Re: Optimize planner memory consumption for huge arrays

From: Alena Rybakina <lena(dot)ribackina(at)yandex(dot)ru>
To: Andrei Lepikhov <a(dot)lepikhov(at)postgrespro(dot)ru>, Tom Lane <tgl(at)sss(dot)pgh(dot)pa(dot)us>, Tomas Vondra <tomas(dot)vondra(at)enterprisedb(dot)com>
Cc: Ashutosh Bapat <ashutosh(dot)bapat(dot)oss(at)gmail(dot)com>, pgsql-hackers(at)lists(dot)postgresql(dot)org, Евгений Бредня <e(dot)brednya(at)postgrespro(dot)ru>
Subject: Re: Optimize planner memory consumption for huge arrays
Date: 2024-02-22 18:50:03
Message-ID: 8ff5428c-05e8-4d8b-bc19-28f94bf4fa23@yandex.ru
Views: Raw Message | Whole Thread | Download mbox | Resend email
Thread:
Lists: pgsql-hackers

Hi!

On 20.02.2024 07:41, Andrei Lepikhov wrote:
> On 20/2/2024 04:51, Tom Lane wrote:
>> Tomas Vondra <tomas(dot)vondra(at)enterprisedb(dot)com> writes:
>>> On 2/19/24 16:45, Tom Lane wrote:
>>>> Tomas Vondra <tomas(dot)vondra(at)enterprisedb(dot)com> writes:
>>>>> For example, I don't think we expect selectivity functions to
>>>>> allocate
>>>>> long-lived objects, right? So maybe we could run them in a dedicated
>>>>> memory context, and reset it aggressively (after each call).
>> Here's a quick and probably-incomplete implementation of that idea.
>> I've not tried to study its effects on memory consumption, just made
>> sure it passes check-world.

» **Actions to take**:
a. For each statement below, say whether it agrees with the mailing-list message by answering yes or no, and quote the deciding words of the message exactly: (i) the message was posted to the pgsql-hackers list; (ii) Tom Lane reports measuring how his implementation affects memory consumption; (iii) Tomas Vondra proposes running selectivity functions in a dedicated memory context.
b. Retype the part of the mailing-list message starting at "On 20.02.2024 07:41, Andrei" and ending at "it passes check-world.", with no changes.
The listing that follows is from a separate source and is unrelated to the mailing-list message.

» **Information supplied**:

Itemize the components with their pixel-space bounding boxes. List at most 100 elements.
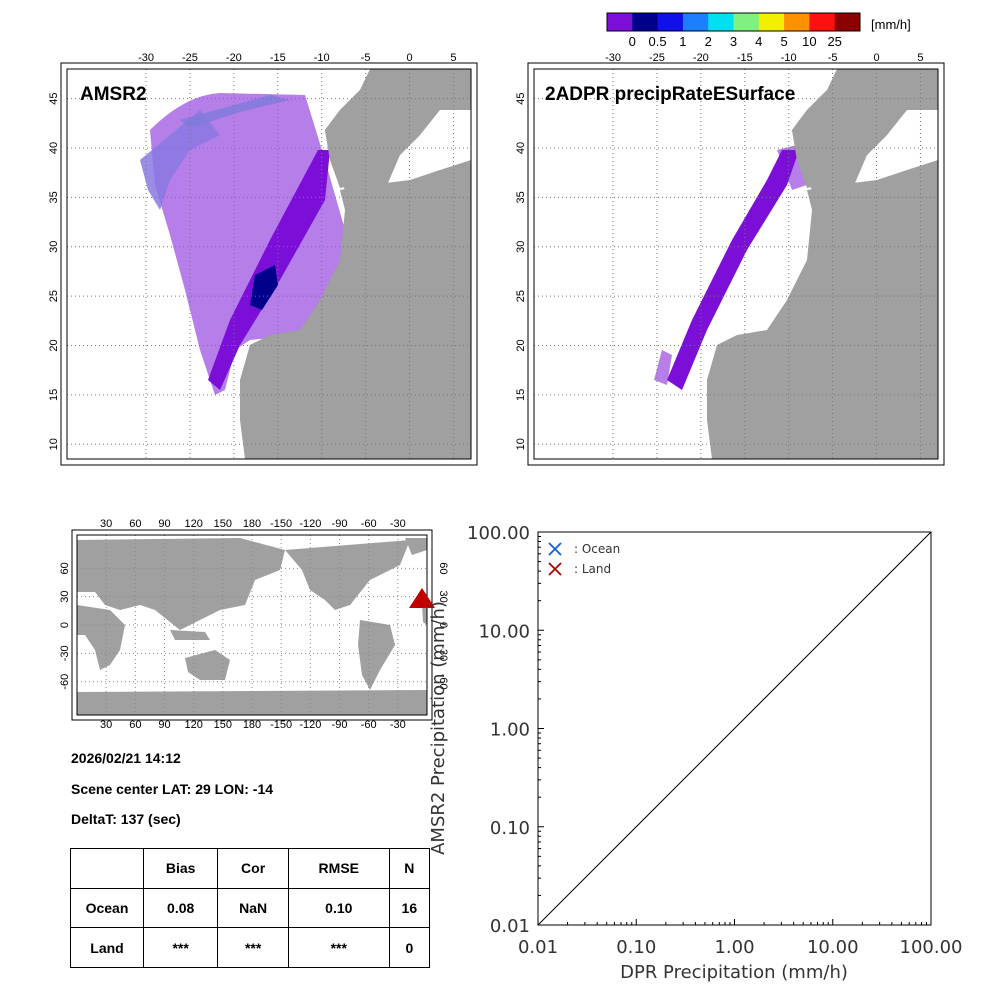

» **Set of answers**:
a.
(i) Yes: "Lists: pgsql-hackers"
(ii) No: "I've not tried to study its effects on memory consumption"
(iii) Yes: "So maybe we could run them in a dedicated"

b.
On 20.02.2024 07:41, Andrei Lepikhov wrote:
> On 20/2/2024 04:51, Tom Lane wrote:
>> Tomas Vondra <tomas(dot)vondra(at)enterprisedb(dot)com> writes:
>>> On 2/19/24 16:45, Tom Lane wrote:
>>>> Tomas Vondra <tomas(dot)vondra(at)enterprisedb(dot)com> writes:
>>>>> For example, I don't think we expect selectivity functions to
>>>>> allocate
>>>>> long-lived objects, right? So maybe we could run them in a dedicated
>>>>> memory context, and reset it aggressively (after each call).
>> Here's a quick and probably-incomplete implementation of that idea.
>> I've not tried to study its effects on memory consumption, just made
>> sure it passes check-world.